- **Task goal**:
Reproduce word for word the stretch of rows from the first one through the line containing "cell-x — [476, 436, 528, 452]", both included.

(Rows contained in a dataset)
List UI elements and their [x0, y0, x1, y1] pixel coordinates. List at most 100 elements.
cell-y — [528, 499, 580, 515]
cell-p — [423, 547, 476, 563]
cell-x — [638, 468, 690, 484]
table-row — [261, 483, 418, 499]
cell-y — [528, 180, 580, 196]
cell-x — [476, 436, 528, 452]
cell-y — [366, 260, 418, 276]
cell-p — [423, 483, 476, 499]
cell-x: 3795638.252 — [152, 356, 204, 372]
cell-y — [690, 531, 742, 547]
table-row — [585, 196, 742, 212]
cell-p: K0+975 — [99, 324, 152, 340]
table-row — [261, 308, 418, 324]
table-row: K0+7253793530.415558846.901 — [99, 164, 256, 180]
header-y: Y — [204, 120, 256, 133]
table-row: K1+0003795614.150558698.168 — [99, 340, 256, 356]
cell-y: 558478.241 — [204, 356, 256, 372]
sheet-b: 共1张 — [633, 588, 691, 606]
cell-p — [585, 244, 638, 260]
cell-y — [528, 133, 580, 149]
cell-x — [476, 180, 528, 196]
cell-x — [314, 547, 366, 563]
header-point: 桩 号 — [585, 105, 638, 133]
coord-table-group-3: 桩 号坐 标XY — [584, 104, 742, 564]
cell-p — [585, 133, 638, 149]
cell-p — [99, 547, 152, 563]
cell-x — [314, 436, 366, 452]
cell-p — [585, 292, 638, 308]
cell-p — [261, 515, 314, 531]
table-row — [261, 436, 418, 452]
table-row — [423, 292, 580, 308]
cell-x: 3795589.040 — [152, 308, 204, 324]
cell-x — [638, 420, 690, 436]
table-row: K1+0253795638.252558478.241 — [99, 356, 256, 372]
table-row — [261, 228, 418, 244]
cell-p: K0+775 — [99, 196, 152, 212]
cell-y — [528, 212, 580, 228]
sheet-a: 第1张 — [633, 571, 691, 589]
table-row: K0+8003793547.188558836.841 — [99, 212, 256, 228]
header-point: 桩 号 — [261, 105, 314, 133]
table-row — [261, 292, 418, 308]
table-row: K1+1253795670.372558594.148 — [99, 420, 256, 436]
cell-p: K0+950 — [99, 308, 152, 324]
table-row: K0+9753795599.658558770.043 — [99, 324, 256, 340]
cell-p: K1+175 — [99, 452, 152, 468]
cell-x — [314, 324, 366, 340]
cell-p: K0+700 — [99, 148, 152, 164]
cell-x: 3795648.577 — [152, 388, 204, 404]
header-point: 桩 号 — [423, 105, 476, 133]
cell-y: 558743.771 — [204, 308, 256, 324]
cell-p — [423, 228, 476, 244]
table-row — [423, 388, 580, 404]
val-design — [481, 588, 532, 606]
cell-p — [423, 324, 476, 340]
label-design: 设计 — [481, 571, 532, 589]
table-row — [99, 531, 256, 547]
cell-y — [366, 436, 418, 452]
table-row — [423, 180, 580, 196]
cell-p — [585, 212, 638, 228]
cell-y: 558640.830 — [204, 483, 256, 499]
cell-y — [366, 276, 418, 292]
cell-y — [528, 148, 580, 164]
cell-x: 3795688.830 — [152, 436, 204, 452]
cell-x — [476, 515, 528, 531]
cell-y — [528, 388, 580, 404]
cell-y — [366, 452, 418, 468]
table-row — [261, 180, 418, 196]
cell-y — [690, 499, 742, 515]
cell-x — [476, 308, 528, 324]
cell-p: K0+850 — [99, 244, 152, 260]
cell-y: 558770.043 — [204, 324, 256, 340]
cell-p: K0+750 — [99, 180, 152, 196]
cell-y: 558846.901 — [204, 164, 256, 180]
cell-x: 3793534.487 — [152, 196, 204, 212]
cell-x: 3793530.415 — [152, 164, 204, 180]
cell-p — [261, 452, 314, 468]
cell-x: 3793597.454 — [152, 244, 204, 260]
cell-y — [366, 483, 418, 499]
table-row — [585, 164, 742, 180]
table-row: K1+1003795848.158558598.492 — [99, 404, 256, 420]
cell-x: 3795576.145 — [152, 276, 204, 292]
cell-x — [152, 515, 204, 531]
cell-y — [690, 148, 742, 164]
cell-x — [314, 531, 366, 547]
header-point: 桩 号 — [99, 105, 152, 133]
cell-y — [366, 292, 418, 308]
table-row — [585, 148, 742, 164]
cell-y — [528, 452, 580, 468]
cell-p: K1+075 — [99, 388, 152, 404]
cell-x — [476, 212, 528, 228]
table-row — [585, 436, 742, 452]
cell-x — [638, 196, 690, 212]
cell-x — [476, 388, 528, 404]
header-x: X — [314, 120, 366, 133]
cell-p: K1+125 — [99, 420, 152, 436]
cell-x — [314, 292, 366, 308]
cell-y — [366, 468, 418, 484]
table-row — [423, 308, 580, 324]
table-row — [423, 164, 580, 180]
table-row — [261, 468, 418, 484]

- **Output below**:
List UI elements and their [x0, y0, x1, y1] pixel coordinates. List at most 100 elements.
cell-y — [528, 499, 580, 515]
cell-p — [423, 547, 476, 563]
cell-x — [638, 468, 690, 484]
table-row — [261, 483, 418, 499]
cell-y — [528, 180, 580, 196]
cell-x — [476, 436, 528, 452]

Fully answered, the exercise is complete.